▶ **TASK DESCRIPTION**
Without the pictures, copy the entries below word for word.

Dataset items
※

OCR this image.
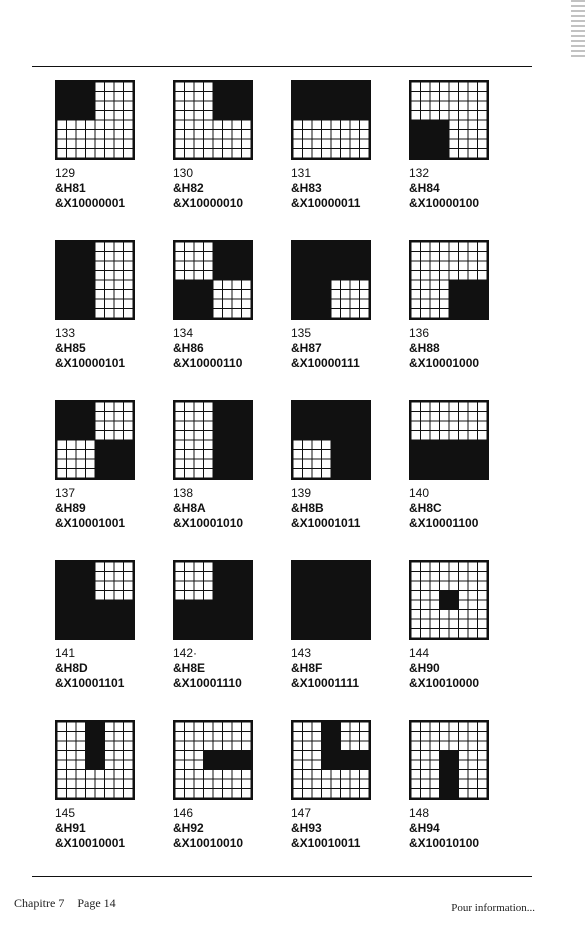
129
&H81
&X10000001
130
&H82
&X10000010
131
&H83
&X10000011
132
&H84
&X10000100
133
&H85
&X10000101
134
&H86
&X10000110
135
&H87
&X10000111
136
&H88
&X10001000
137
&H89
&X10001001
138
&H8A
&X10001010
139
&H8B
&X10001011
140
&H8C
&X10001100
141
&H8D
&X10001101
142·
&H8E
&X10001110
143
&H8F
&X10001111
144
&H90
&X10010000
145
&H91
&X10010001
146
&H92
&X10010010
147
&H93
&X10010011
148
&H94
&X10010100
Chapitre 7 Page 14	Pour information...
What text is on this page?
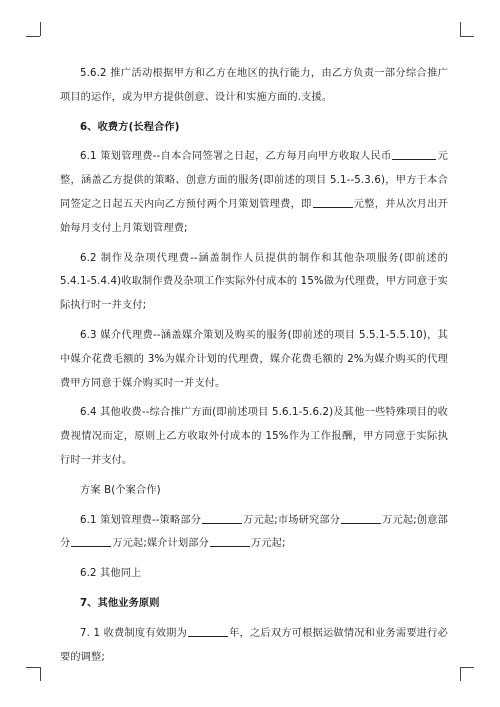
5.6.2 推广活动根据甲方和乙方在地区的执行能力，由乙方负责一部分综合推广项目的运作，或为甲方提供创意、设计和实施方面的.支援。

6、收费方(长程合作)

6.1 策划管理费--自本合同签署之日起，乙方每月向甲方收取人民币	元整，涵盖乙方提供的策略、创意方面的服务(即前述的项目 5.1--5.3.6)，甲方于本合同签定之日起五天内向乙方预付两个月策划管理费，即	元整，并从次月出开始每月支付上月策划管理费;

6.2 制作及杂项代理费--涵盖制作人员提供的制作和其他杂项服务(即前述的 5.4.1-5.4.4)收取制作费及杂项工作实际外付成本的 15%做为代理费，甲方同意于实际执行时一并支付;

6.3 媒介代理费--涵盖媒介策划及购买的服务(即前述的项目 5.5.1-5.5.10)，其中媒介花费毛额的 3%为媒介计划的代理费，媒介花费毛额的 2%为媒介购买的代理费甲方同意于媒介购买时一并支付。

6.4 其他收费--综合推广方面(即前述项目 5.6.1-5.6.2)及其他一些特殊项目的收费视情况而定，原则上乙方收取外付成本的 15%作为工作报酬，甲方同意于实际执行时一并支付。

方案 B(个案合作)

6.1 策划管理费--策略部分	万元起;市场研究部分	万元起;创意部分	万元起;媒介计划部分	万元起;

6.2 其他同上

7、其他业务原则

7. 1 收费制度有效期为	年，之后双方可根据运做情况和业务需要进行必要的调整;
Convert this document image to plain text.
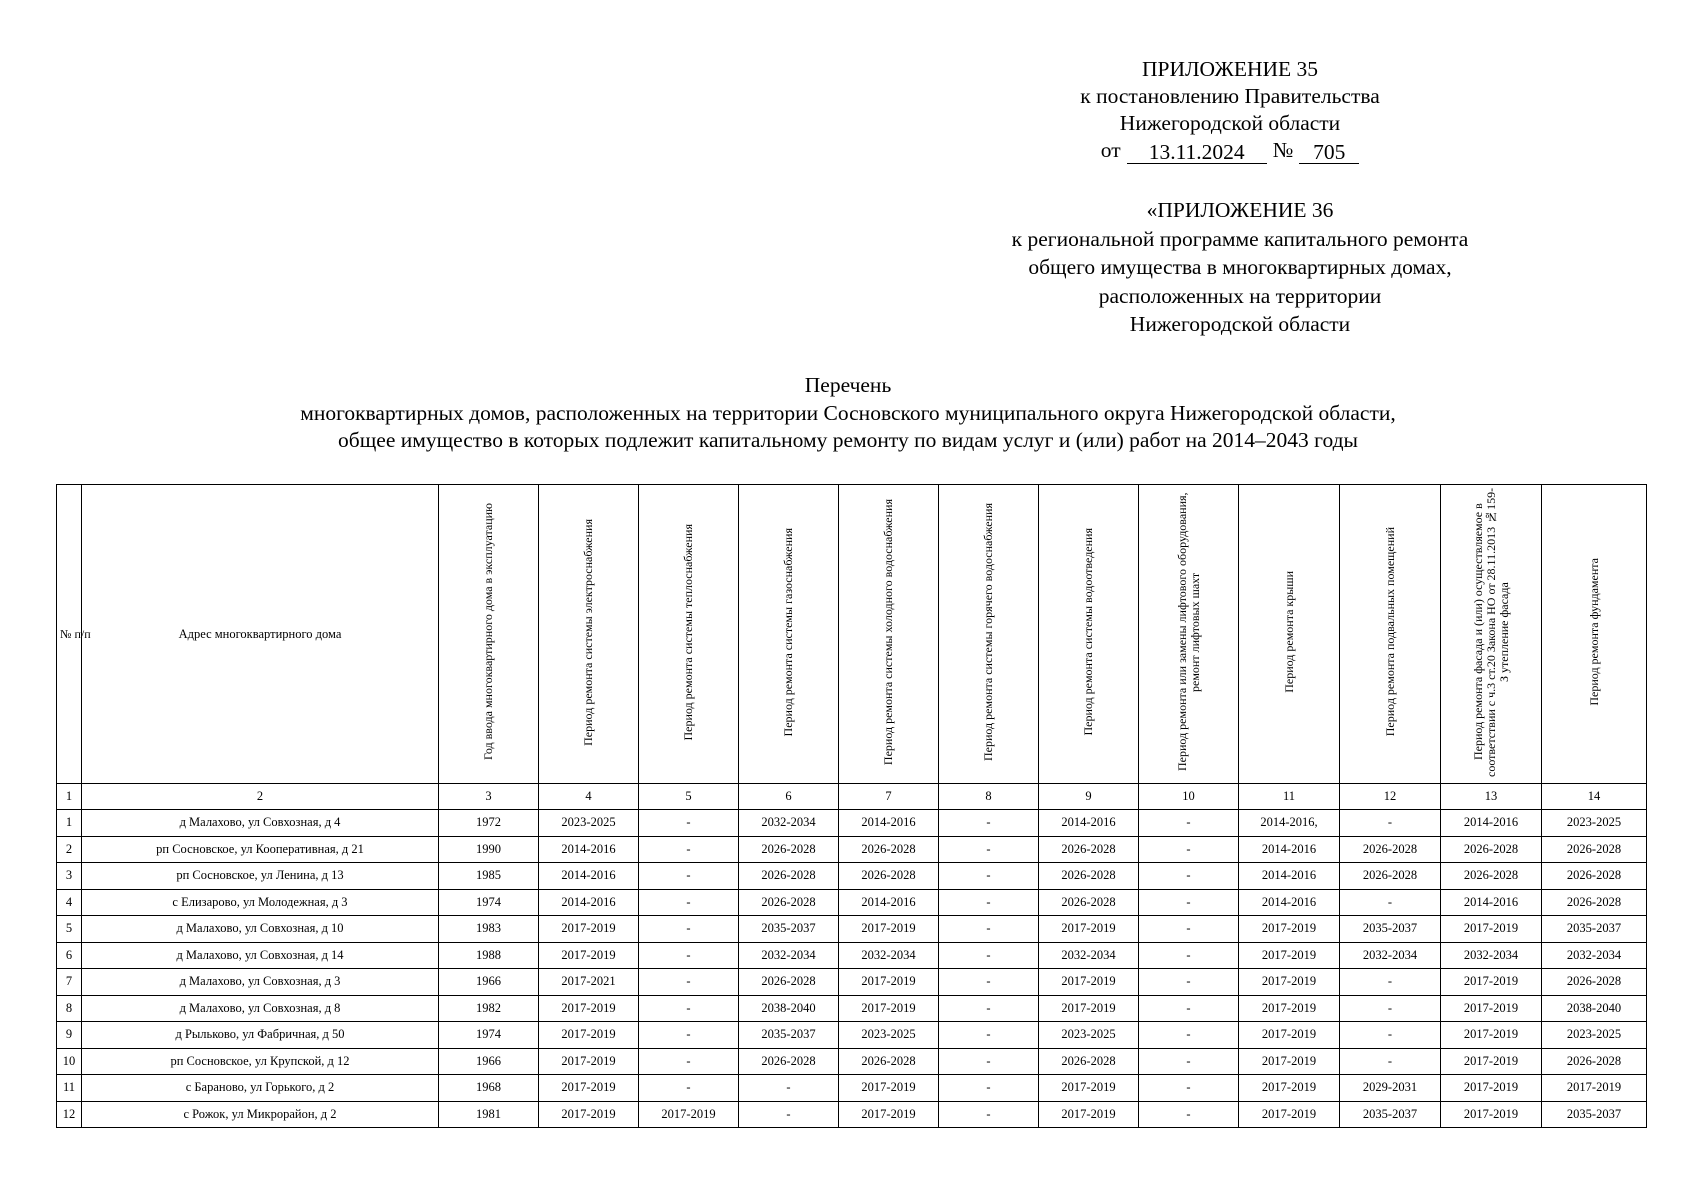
ПРИЛОЖЕНИЕ 35
к постановлению Правительства
Нижегородской области
от	13.11.2024	№ 705
«ПРИЛОЖЕНИЕ 36
к региональной программе капитального ремонта
общего имущества в многоквартирных домах,
расположенных на территории
Нижегородской области
Перечень
многоквартирных домов, расположенных на территории Сосновского муниципального округа Нижегородской области,
общее имущество в которых подлежит капитальному ремонту по видам услуг и (или) работ на 2014–2043 годы
№ п/п	Адрес многоквартирного дома	Год ввода многоквартирного дома в эксплуатацию	Период ремонта системы электроснабжения	Период ремонта системы теплоснабжения	Период ремонта системы газоснабжения	Период ремонта системы холодного водоснабжения	Период ремонта системы горячего водоснабжения	Период ремонта системы водоотведения	Период ремонта или замены лифтового оборудования, ремонт лифтовых шахт	Период ремонта крыши	Период ремонта подвальных помещений	Период ремонта фасада и (или) осуществляемое в соответствии с ч.3 ст.20 Закона НО от 28.11.2013 №159-З утепление фасада	Период ремонта фундамента
1	2	3	4	5	6	7	8	9	10	11	12	13	14
1	д Малахово, ул Совхозная, д 4	1972	2023-2025	-	2032-2034	2014-2016	-	2014-2016	-	2014-2016,	-	2014-2016	2023-2025
2	рп Сосновское, ул Кооперативная, д 21	1990	2014-2016	-	2026-2028	2026-2028	-	2026-2028	-	2014-2016	2026-2028	2026-2028	2026-2028
3	рп Сосновское, ул Ленина, д 13	1985	2014-2016	-	2026-2028	2026-2028	-	2026-2028	-	2014-2016	2026-2028	2026-2028	2026-2028
4	с Елизарово, ул Молодежная, д 3	1974	2014-2016	-	2026-2028	2014-2016	-	2026-2028	-	2014-2016	-	2014-2016	2026-2028
5	д Малахово, ул Совхозная, д 10	1983	2017-2019	-	2035-2037	2017-2019	-	2017-2019	-	2017-2019	2035-2037	2017-2019	2035-2037
6	д Малахово, ул Совхозная, д 14	1988	2017-2019	-	2032-2034	2032-2034	-	2032-2034	-	2017-2019	2032-2034	2032-2034	2032-2034
7	д Малахово, ул Совхозная, д 3	1966	2017-2021	-	2026-2028	2017-2019	-	2017-2019	-	2017-2019	-	2017-2019	2026-2028
8	д Малахово, ул Совхозная, д 8	1982	2017-2019	-	2038-2040	2017-2019	-	2017-2019	-	2017-2019	-	2017-2019	2038-2040
9	д Рыльково, ул Фабричная, д 50	1974	2017-2019	-	2035-2037	2023-2025	-	2023-2025	-	2017-2019	-	2017-2019	2023-2025
10	рп Сосновское, ул Крупской, д 12	1966	2017-2019	-	2026-2028	2026-2028	-	2026-2028	-	2017-2019	-	2017-2019	2026-2028
11	с Бараново, ул Горького, д 2	1968	2017-2019	-	-	2017-2019	-	2017-2019	-	2017-2019	2029-2031	2017-2019	2017-2019
12	с Рожок, ул Микрорайон, д 2	1981	2017-2019	2017-2019	-	2017-2019	-	2017-2019	-	2017-2019	2035-2037	2017-2019	2035-2037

※

▶ **REPLY**
OCR this image.
129
&H81
&X10000001
130
&H82
&X10000010
131
&H83
&X10000011
132
&H84
&X10000100
133
&H85
&X10000101
134
&H86
&X10000110
135
&H87
&X10000111
136
&H88
&X10001000
137
&H89
&X10001001
138
&H8A
&X10001010
139
&H8B
&X10001011
140
&H8C
&X10001100
141
&H8D
&X10001101
142·
&H8E
&X10001110
143
&H8F
&X10001111
144
&H90
&X10010000
145
&H91
&X10010001
146
&H92
&X10010010
147
&H93
&X10010011
148
&H94
&X10010100
Chapitre 7 Page 14	Pour information...
What text is on this page?
5.6.2 推广活动根据甲方和乙方在地区的执行能力，由乙方负责一部分综合推广项目的运作，或为甲方提供创意、设计和实施方面的.支援。

6、收费方(长程合作)

6.1 策划管理费--自本合同签署之日起，乙方每月向甲方收取人民币	元整，涵盖乙方提供的策略、创意方面的服务(即前述的项目 5.1--5.3.6)，甲方于本合同签定之日起五天内向乙方预付两个月策划管理费，即	元整，并从次月出开始每月支付上月策划管理费;

6.2 制作及杂项代理费--涵盖制作人员提供的制作和其他杂项服务(即前述的 5.4.1-5.4.4)收取制作费及杂项工作实际外付成本的 15%做为代理费，甲方同意于实际执行时一并支付;

6.3 媒介代理费--涵盖媒介策划及购买的服务(即前述的项目 5.5.1-5.5.10)，其中媒介花费毛额的 3%为媒介计划的代理费，媒介花费毛额的 2%为媒介购买的代理费甲方同意于媒介购买时一并支付。

6.4 其他收费--综合推广方面(即前述项目 5.6.1-5.6.2)及其他一些特殊项目的收费视情况而定，原则上乙方收取外付成本的 15%作为工作报酬，甲方同意于实际执行时一并支付。

方案 B(个案合作)

6.1 策划管理费--策略部分	万元起;市场研究部分	万元起;创意部分	万元起;媒介计划部分	万元起;

6.2 其他同上

7、其他业务原则

7. 1 收费制度有效期为	年，之后双方可根据运做情况和业务需要进行必要的调整;
Convert this document image to plain text.
ПРИЛОЖЕНИЕ 35
к постановлению Правительства
Нижегородской области
от	13.11.2024	№ 705
«ПРИЛОЖЕНИЕ 36
к региональной программе капитального ремонта
общего имущества в многоквартирных домах,
расположенных на территории
Нижегородской области
Перечень
многоквартирных домов, расположенных на территории Сосновского муниципального округа Нижегородской области,
общее имущество в которых подлежит капитальному ремонту по видам услуг и (или) работ на 2014–2043 годы
№ п/п	Адрес многоквартирного дома	Год ввода многоквартирного дома в эксплуатацию	Период ремонта системы электроснабжения	Период ремонта системы теплоснабжения	Период ремонта системы газоснабжения	Период ремонта системы холодного водоснабжения	Период ремонта системы горячего водоснабжения	Период ремонта системы водоотведения	Период ремонта или замены лифтового оборудования, ремонт лифтовых шахт	Период ремонта крыши	Период ремонта подвальных помещений	Период ремонта фасада и (или) осуществляемое в соответствии с ч.3 ст.20 Закона НО от 28.11.2013 №159-З утепление фасада	Период ремонта фундамента
1	2	3	4	5	6	7	8	9	10	11	12	13	14
1	д Малахово, ул Совхозная, д 4	1972	2023-2025	-	2032-2034	2014-2016	-	2014-2016	-	2014-2016,	-	2014-2016	2023-2025
2	рп Сосновское, ул Кооперативная, д 21	1990	2014-2016	-	2026-2028	2026-2028	-	2026-2028	-	2014-2016	2026-2028	2026-2028	2026-2028
3	рп Сосновское, ул Ленина, д 13	1985	2014-2016	-	2026-2028	2026-2028	-	2026-2028	-	2014-2016	2026-2028	2026-2028	2026-2028
4	с Елизарово, ул Молодежная, д 3	1974	2014-2016	-	2026-2028	2014-2016	-	2026-2028	-	2014-2016	-	2014-2016	2026-2028
5	д Малахово, ул Совхозная, д 10	1983	2017-2019	-	2035-2037	2017-2019	-	2017-2019	-	2017-2019	2035-2037	2017-2019	2035-2037
6	д Малахово, ул Совхозная, д 14	1988	2017-2019	-	2032-2034	2032-2034	-	2032-2034	-	2017-2019	2032-2034	2032-2034	2032-2034
7	д Малахово, ул Совхозная, д 3	1966	2017-2021	-	2026-2028	2017-2019	-	2017-2019	-	2017-2019	-	2017-2019	2026-2028
8	д Малахово, ул Совхозная, д 8	1982	2017-2019	-	2038-2040	2017-2019	-	2017-2019	-	2017-2019	-	2017-2019	2038-2040
9	д Рыльково, ул Фабричная, д 50	1974	2017-2019	-	2035-2037	2023-2025	-	2023-2025	-	2017-2019	-	2017-2019	2023-2025
10	рп Сосновское, ул Крупской, д 12	1966	2017-2019	-	2026-2028	2026-2028	-	2026-2028	-	2017-2019	-	2017-2019	2026-2028
11	с Бараново, ул Горького, д 2	1968	2017-2019	-	-	2017-2019	-	2017-2019	-	2017-2019	2029-2031	2017-2019	2017-2019
12	с Рожок, ул Микрорайон, д 2	1981	2017-2019	2017-2019	-	2017-2019	-	2017-2019	-	2017-2019	2035-2037	2017-2019	2035-2037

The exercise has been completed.